**GOAL:** Locate every line below that contains the word "label" and copy it.

**EXTRACTED ENTRIES:**
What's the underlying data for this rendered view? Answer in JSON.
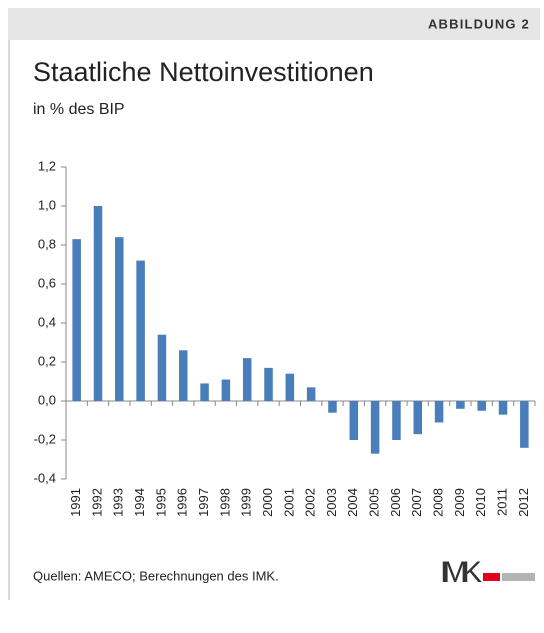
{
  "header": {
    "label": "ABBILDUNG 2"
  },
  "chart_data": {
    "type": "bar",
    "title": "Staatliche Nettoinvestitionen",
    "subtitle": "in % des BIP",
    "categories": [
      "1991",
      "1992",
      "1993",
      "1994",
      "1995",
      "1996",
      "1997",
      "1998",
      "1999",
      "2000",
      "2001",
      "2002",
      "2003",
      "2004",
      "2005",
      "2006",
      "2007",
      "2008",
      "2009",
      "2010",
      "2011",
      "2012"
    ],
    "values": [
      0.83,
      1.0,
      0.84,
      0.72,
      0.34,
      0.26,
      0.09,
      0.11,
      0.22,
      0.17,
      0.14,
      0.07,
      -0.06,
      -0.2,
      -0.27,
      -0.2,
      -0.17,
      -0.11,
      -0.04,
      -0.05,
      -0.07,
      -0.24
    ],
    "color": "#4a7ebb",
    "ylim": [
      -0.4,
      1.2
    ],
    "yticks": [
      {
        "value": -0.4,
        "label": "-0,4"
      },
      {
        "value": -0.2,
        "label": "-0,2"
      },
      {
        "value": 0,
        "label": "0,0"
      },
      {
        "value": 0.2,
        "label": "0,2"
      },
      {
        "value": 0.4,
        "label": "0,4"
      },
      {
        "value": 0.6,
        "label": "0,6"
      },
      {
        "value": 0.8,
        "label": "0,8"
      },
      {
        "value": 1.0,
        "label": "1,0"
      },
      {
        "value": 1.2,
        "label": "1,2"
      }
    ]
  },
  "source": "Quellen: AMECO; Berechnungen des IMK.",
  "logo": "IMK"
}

**THE REPLY:**
    "label": "ABBILDUNG 2"
        "label": "-0,4"
        "label": "-0,2"
        "label": "0,0"
        "label": "0,2"
        "label": "0,4"
        "label": "0,6"
        "label": "0,8"
        "label": "1,0"
        "label": "1,2"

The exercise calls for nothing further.